**REQUIREMENTS:** Find the lines in these entries that include the word "order" and state how many there are, with no other words.

**SUPPLIED MATERIAL:**
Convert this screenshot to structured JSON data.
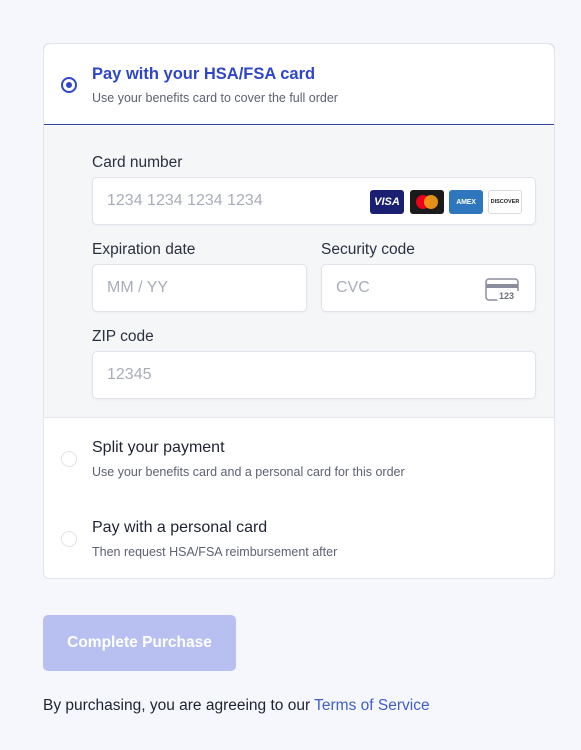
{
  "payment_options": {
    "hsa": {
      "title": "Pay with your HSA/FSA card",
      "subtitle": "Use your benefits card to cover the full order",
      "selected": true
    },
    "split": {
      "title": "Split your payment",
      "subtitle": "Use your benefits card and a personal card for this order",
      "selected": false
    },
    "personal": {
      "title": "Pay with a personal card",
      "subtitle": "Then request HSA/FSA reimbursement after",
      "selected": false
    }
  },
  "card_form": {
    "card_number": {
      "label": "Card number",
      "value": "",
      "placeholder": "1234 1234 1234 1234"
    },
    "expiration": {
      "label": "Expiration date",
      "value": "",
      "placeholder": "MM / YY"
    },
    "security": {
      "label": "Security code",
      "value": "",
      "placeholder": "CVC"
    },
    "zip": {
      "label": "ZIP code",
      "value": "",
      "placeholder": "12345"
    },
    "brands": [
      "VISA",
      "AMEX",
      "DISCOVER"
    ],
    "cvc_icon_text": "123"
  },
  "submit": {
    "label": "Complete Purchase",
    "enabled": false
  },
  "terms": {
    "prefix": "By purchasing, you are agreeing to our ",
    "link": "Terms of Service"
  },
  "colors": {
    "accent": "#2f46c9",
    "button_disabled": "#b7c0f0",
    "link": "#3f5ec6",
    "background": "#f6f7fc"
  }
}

**THE RESULT:** 2